What to do -> Search the entries for the word "документации" and pull out each line that has it.
begin
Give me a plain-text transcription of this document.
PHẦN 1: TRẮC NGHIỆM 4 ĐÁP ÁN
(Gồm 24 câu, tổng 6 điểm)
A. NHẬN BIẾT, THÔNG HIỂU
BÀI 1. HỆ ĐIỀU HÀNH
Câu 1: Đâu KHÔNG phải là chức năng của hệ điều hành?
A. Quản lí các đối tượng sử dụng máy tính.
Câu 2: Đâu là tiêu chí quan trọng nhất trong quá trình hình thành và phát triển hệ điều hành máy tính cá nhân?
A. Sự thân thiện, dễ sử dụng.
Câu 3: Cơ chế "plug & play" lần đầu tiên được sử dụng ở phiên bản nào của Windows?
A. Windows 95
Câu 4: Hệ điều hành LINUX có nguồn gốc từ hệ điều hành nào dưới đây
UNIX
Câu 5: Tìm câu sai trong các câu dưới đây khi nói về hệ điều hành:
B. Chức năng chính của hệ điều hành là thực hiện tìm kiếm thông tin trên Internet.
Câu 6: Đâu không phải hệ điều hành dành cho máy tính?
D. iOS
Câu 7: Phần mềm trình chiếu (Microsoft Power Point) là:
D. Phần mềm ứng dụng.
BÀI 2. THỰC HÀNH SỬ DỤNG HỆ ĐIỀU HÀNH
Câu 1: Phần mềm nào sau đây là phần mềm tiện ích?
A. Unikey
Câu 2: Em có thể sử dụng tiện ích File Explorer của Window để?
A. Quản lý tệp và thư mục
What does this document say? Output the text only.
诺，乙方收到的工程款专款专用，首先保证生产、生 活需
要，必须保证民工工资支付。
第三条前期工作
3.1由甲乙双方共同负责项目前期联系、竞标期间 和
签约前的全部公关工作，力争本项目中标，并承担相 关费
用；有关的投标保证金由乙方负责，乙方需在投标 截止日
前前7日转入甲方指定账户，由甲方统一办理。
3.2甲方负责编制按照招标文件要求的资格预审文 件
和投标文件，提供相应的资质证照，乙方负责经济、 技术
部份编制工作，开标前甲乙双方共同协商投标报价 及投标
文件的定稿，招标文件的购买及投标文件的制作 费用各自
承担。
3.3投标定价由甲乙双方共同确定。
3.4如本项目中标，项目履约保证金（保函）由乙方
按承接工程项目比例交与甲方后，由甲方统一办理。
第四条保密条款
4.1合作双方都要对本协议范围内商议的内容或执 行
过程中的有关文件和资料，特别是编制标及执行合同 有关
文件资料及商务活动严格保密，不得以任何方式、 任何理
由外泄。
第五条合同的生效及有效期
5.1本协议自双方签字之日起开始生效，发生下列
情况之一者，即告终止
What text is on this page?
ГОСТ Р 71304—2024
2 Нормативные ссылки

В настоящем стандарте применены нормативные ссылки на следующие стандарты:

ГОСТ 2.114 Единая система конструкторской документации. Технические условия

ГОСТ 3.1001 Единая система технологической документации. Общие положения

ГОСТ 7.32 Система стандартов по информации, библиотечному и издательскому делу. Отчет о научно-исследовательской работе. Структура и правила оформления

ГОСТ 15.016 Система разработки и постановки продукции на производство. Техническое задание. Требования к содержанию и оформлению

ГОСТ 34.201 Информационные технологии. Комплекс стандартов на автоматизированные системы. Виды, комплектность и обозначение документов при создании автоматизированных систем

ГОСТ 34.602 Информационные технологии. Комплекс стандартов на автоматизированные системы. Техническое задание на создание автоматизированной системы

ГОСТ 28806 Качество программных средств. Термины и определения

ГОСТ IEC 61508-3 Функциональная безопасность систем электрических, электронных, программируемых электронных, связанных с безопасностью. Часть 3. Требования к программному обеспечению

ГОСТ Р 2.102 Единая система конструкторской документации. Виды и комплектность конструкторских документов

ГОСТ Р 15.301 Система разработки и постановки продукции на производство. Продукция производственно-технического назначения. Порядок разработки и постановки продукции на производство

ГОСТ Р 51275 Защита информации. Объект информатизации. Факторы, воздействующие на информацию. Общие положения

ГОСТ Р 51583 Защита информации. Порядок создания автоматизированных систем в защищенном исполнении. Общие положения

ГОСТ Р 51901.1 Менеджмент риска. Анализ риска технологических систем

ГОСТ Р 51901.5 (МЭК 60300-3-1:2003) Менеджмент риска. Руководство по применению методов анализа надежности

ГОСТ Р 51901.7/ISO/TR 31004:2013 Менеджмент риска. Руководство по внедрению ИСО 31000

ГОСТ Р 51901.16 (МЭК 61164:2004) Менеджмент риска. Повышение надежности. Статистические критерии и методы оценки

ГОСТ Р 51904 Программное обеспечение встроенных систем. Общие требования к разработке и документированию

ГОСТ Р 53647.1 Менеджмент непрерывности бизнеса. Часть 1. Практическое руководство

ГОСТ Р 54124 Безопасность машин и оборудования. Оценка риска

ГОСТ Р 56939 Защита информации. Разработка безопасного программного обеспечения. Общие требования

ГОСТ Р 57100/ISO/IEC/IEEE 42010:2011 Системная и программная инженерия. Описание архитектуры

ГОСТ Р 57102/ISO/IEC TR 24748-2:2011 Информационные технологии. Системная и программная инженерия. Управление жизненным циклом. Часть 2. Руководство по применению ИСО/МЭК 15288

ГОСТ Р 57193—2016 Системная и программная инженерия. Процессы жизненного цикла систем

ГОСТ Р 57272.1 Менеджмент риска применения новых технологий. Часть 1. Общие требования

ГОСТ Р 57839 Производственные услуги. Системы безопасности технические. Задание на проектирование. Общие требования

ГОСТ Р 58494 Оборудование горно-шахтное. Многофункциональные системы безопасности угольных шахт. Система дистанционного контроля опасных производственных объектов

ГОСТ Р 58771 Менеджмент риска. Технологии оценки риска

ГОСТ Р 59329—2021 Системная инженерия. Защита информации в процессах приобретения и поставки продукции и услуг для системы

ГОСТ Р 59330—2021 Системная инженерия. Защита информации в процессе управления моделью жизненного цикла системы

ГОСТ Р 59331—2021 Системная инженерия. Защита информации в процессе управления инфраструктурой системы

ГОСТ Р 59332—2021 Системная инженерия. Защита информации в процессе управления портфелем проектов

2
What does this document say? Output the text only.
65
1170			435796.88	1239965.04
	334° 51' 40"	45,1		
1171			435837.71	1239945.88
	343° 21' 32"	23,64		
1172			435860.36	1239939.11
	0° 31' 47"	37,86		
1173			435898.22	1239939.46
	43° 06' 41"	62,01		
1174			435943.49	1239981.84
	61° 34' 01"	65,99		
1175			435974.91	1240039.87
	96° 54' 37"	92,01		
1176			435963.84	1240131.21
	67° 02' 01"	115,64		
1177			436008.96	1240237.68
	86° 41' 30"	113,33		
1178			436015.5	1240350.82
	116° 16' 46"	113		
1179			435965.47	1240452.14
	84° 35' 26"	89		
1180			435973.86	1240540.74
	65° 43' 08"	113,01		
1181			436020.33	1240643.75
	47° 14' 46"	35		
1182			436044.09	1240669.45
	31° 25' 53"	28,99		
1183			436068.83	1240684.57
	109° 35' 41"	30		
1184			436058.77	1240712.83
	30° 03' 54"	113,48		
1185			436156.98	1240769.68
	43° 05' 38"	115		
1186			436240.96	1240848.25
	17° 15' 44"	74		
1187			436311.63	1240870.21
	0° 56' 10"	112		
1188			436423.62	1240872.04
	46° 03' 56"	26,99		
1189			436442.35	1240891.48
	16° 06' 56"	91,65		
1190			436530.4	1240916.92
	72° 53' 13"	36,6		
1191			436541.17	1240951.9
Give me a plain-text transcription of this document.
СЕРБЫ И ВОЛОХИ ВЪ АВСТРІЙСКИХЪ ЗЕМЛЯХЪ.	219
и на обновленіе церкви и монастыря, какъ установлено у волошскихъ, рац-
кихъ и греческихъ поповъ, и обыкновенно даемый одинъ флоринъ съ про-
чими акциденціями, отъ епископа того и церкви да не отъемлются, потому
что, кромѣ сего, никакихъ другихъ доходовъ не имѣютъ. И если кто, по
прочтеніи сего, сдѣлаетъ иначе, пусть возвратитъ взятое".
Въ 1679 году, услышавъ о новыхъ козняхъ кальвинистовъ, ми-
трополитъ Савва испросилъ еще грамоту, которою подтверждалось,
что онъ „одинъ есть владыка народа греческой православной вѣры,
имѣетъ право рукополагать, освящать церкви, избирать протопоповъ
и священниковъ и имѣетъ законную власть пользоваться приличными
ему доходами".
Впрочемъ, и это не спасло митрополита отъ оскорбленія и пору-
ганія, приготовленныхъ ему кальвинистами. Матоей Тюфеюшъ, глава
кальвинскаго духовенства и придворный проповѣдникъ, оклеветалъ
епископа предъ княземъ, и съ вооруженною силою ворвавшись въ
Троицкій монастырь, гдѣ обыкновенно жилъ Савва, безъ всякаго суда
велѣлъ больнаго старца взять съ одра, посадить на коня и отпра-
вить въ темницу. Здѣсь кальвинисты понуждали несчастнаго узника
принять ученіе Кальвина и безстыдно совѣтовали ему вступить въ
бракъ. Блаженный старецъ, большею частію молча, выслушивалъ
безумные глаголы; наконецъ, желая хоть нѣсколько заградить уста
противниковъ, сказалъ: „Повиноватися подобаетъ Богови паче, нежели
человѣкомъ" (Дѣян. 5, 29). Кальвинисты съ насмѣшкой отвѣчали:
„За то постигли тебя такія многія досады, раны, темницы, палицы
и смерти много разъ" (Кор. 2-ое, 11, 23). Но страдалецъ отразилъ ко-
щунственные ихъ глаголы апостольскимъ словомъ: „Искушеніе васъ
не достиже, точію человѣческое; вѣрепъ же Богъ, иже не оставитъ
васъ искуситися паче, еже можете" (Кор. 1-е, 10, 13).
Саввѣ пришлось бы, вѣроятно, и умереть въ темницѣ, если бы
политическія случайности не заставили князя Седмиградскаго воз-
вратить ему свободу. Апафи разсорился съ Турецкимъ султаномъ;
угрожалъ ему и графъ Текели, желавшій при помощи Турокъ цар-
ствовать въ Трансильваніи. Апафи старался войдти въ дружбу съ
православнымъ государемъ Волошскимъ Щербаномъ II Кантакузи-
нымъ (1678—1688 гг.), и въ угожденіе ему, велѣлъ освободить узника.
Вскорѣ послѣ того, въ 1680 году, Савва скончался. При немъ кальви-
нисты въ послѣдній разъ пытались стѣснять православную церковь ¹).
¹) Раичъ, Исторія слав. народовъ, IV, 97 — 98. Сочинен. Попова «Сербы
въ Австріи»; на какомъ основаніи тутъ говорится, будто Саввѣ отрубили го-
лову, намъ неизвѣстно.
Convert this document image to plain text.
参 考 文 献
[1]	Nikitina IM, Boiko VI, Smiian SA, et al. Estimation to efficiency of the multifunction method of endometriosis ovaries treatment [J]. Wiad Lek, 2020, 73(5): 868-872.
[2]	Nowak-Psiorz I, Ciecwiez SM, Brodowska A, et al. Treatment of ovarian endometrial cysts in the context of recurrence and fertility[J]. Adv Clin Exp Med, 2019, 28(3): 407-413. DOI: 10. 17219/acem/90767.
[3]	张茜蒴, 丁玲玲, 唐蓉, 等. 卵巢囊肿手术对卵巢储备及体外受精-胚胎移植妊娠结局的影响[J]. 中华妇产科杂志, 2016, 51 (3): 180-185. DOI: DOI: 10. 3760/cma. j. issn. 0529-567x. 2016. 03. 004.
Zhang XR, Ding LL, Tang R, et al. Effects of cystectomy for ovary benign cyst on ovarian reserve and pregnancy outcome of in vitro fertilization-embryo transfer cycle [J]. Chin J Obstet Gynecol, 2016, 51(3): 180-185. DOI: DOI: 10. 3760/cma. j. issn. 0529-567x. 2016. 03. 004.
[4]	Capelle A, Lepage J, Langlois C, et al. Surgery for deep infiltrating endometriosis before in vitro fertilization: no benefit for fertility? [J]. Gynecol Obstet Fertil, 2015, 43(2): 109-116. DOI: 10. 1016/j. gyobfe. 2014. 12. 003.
end
Answer to this exercise ->
ГОСТ 2.114 Единая система конструкторской документации. Технические условия
ГОСТ 3.1001 Единая система технологической документации. Общие положения
ГОСТ Р 2.102 Единая система конструкторской документации. Виды и комплектность конструкторских документов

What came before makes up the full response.